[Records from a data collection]

◇ ◇ ◇ ◇ ◇

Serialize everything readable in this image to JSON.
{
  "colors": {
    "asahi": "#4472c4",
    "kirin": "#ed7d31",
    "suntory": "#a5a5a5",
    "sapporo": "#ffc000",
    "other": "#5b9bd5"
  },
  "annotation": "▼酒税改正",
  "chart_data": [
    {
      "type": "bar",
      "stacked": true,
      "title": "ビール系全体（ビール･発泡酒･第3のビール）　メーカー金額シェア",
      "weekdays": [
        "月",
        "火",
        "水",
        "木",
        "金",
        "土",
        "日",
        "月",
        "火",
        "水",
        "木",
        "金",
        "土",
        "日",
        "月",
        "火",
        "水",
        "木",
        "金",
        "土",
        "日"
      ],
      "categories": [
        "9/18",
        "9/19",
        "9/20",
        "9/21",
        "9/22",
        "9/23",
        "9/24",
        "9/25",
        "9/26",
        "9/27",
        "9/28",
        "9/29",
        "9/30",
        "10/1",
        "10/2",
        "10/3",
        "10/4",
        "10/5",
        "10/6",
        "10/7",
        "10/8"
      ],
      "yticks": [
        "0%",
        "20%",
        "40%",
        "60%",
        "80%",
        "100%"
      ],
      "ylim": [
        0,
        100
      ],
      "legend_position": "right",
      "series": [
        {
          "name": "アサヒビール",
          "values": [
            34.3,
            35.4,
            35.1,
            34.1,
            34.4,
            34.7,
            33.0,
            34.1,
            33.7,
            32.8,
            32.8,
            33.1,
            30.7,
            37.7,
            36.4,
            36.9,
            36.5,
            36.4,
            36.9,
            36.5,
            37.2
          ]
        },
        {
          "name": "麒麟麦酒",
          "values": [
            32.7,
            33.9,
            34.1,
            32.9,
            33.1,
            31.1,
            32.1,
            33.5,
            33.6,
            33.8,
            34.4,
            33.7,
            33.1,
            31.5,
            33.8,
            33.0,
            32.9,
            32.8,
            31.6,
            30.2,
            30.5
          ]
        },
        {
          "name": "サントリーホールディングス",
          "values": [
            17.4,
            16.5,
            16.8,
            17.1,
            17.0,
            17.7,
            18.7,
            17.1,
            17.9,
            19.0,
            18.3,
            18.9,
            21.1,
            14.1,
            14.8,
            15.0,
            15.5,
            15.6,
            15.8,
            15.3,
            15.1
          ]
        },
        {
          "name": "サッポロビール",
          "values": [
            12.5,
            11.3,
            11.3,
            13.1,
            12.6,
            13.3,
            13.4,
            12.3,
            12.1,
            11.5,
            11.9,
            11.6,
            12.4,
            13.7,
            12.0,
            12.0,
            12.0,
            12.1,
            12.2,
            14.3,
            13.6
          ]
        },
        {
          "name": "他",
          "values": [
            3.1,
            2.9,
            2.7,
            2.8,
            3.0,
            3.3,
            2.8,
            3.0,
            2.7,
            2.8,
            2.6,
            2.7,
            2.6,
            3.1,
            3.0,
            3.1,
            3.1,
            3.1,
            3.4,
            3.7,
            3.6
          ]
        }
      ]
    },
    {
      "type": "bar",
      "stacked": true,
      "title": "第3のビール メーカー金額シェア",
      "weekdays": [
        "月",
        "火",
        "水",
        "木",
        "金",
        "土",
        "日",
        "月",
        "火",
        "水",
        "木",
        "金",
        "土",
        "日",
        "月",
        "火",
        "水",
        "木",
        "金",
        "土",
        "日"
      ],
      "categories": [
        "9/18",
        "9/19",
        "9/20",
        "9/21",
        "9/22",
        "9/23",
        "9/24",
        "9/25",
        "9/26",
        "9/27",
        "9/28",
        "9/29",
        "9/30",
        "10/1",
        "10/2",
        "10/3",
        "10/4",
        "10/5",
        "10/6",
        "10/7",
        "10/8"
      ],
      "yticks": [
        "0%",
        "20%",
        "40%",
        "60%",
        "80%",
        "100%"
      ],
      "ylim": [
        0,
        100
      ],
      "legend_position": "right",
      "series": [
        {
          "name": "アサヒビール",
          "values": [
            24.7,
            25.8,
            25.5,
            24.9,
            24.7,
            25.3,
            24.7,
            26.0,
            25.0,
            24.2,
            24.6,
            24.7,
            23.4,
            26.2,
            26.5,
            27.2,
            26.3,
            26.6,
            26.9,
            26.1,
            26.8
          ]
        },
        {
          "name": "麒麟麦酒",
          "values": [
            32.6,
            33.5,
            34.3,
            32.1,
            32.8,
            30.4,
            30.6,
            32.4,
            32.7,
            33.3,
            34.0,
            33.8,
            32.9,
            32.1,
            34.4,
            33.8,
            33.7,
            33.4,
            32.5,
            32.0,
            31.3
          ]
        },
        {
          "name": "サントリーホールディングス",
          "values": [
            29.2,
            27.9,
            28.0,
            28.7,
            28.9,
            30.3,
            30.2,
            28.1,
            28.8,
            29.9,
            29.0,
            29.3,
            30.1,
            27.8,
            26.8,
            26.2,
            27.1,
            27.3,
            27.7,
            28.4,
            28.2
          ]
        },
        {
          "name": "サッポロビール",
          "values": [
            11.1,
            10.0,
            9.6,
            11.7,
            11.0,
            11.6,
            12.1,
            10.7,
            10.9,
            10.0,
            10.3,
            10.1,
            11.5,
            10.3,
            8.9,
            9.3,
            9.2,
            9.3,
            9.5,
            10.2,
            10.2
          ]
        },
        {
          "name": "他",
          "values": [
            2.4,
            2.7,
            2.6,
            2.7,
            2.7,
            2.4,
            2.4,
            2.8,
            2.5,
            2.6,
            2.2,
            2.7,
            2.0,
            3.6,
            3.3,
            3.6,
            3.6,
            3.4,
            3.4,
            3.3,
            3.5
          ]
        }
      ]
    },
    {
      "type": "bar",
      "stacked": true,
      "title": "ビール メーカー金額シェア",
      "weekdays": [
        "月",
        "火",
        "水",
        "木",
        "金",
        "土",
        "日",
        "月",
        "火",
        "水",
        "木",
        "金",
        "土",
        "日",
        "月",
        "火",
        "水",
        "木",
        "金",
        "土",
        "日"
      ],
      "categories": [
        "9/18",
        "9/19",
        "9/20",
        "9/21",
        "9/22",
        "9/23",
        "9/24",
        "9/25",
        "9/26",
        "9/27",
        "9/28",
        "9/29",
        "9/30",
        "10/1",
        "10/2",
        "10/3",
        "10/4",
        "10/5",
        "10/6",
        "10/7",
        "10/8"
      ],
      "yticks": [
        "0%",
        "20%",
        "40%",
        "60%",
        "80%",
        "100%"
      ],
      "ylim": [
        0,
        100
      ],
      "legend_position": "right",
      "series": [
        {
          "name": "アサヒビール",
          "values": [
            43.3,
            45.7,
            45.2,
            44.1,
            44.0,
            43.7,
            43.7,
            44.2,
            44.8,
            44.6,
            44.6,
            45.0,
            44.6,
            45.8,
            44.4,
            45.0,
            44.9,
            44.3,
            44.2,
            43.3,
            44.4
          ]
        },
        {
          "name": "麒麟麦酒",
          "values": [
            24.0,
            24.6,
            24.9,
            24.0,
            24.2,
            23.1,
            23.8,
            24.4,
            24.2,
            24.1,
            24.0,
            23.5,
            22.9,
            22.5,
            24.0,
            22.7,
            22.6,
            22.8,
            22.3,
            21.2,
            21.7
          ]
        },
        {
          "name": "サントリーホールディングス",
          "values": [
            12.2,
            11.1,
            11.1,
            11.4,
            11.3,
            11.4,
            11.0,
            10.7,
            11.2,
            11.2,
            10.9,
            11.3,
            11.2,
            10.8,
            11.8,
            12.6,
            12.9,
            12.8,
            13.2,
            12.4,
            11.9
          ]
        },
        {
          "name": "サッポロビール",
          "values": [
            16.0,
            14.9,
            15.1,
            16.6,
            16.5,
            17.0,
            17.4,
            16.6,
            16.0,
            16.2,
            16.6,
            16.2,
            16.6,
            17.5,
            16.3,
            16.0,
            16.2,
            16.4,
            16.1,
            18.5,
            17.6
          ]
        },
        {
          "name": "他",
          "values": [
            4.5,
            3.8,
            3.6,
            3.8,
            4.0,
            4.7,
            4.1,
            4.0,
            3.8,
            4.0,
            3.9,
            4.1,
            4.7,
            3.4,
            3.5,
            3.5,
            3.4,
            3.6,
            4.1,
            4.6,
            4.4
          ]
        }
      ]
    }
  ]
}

◇ ◇ ◇ ◇ ◇

## What is being asked
Report each line in the data that holds the word "メーカー金額シェア".

## Result
      "title": "ビール系全体（ビール･発泡酒･第3のビール）　メーカー金額シェア",
      "title": "第3のビール メーカー金額シェア",
      "title": "ビール メーカー金額シェア",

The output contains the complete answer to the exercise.